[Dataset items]
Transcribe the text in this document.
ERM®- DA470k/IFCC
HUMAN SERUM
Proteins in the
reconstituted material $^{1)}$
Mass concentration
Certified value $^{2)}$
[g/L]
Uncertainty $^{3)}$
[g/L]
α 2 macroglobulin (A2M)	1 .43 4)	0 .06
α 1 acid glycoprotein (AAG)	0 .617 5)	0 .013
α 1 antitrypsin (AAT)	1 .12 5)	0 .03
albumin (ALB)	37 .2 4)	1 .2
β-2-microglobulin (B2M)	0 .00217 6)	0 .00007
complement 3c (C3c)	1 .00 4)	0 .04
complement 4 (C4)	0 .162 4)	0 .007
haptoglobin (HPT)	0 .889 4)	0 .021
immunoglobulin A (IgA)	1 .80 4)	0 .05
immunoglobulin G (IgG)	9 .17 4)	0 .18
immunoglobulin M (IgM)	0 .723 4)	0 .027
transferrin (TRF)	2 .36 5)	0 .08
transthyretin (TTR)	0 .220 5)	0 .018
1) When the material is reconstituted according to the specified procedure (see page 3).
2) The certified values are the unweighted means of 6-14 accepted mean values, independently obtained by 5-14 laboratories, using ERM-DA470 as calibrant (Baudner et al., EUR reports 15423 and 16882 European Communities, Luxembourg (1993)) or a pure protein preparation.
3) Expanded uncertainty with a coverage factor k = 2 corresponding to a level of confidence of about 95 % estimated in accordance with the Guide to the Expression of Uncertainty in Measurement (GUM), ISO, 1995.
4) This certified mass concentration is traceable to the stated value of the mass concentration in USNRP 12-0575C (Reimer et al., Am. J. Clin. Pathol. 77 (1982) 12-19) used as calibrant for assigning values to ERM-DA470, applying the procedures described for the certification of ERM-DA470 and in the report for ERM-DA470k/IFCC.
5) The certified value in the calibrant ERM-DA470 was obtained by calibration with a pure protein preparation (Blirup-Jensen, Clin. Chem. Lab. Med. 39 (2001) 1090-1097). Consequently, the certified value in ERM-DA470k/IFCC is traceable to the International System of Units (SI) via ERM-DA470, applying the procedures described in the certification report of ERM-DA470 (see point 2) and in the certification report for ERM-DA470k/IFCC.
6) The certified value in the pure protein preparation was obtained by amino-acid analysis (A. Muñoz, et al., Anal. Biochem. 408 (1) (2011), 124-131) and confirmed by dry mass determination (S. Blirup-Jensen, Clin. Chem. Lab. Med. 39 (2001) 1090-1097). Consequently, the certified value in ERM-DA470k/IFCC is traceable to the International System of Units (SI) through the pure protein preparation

What to do:
Give again each line shown above, keeping every word as it is.

Exercise response:
Transcribe the text in this document.
ERM®- DA470k/IFCC
HUMAN SERUM
Proteins in the
reconstituted material $^{1)}$
Mass concentration
Certified value $^{2)}$
[g/L]
Uncertainty $^{3)}$
[g/L]
α 2 macroglobulin (A2M)	1 .43 4)	0 .06
α 1 acid glycoprotein (AAG)	0 .617 5)	0 .013
α 1 antitrypsin (AAT)	1 .12 5)	0 .03
albumin (ALB)	37 .2 4)	1 .2
β-2-microglobulin (B2M)	0 .00217 6)	0 .00007
complement 3c (C3c)	1 .00 4)	0 .04
complement 4 (C4)	0 .162 4)	0 .007
haptoglobin (HPT)	0 .889 4)	0 .021
immunoglobulin A (IgA)	1 .80 4)	0 .05
immunoglobulin G (IgG)	9 .17 4)	0 .18
immunoglobulin M (IgM)	0 .723 4)	0 .027
transferrin (TRF)	2 .36 5)	0 .08
transthyretin (TTR)	0 .220 5)	0 .018
1) When the material is reconstituted according to the specified procedure (see page 3).
2) The certified values are the unweighted means of 6-14 accepted mean values, independently obtained by 5-14 laboratories, using ERM-DA470 as calibrant (Baudner et al., EUR reports 15423 and 16882 European Communities, Luxembourg (1993)) or a pure protein preparation.
3) Expanded uncertainty with a coverage factor k = 2 corresponding to a level of confidence of about 95 % estimated in accordance with the Guide to the Expression of Uncertainty in Measurement (GUM), ISO, 1995.
4) This certified mass concentration is traceable to the stated value of the mass concentration in USNRP 12-0575C (Reimer et al., Am. J. Clin. Pathol. 77 (1982) 12-19) used as calibrant for assigning values to ERM-DA470, applying the procedures described for the certification of ERM-DA470 and in the report for ERM-DA470k/IFCC.
5) The certified value in the calibrant ERM-DA470 was obtained by calibration with a pure protein preparation (Blirup-Jensen, Clin. Chem. Lab. Med. 39 (2001) 1090-1097). Consequently, the certified value in ERM-DA470k/IFCC is traceable to the International System of Units (SI) via ERM-DA470, applying the procedures described in the certification report of ERM-DA470 (see point 2) and in the certification report for ERM-DA470k/IFCC.
6) The certified value in the pure protein preparation was obtained by amino-acid analysis (A. Muñoz, et al., Anal. Biochem. 408 (1) (2011), 124-131) and confirmed by dry mass determination (S. Blirup-Jensen, Clin. Chem. Lab. Med. 39 (2001) 1090-1097). Consequently, the certified value in ERM-DA470k/IFCC is traceable to the International System of Units (SI) through the pure protein preparation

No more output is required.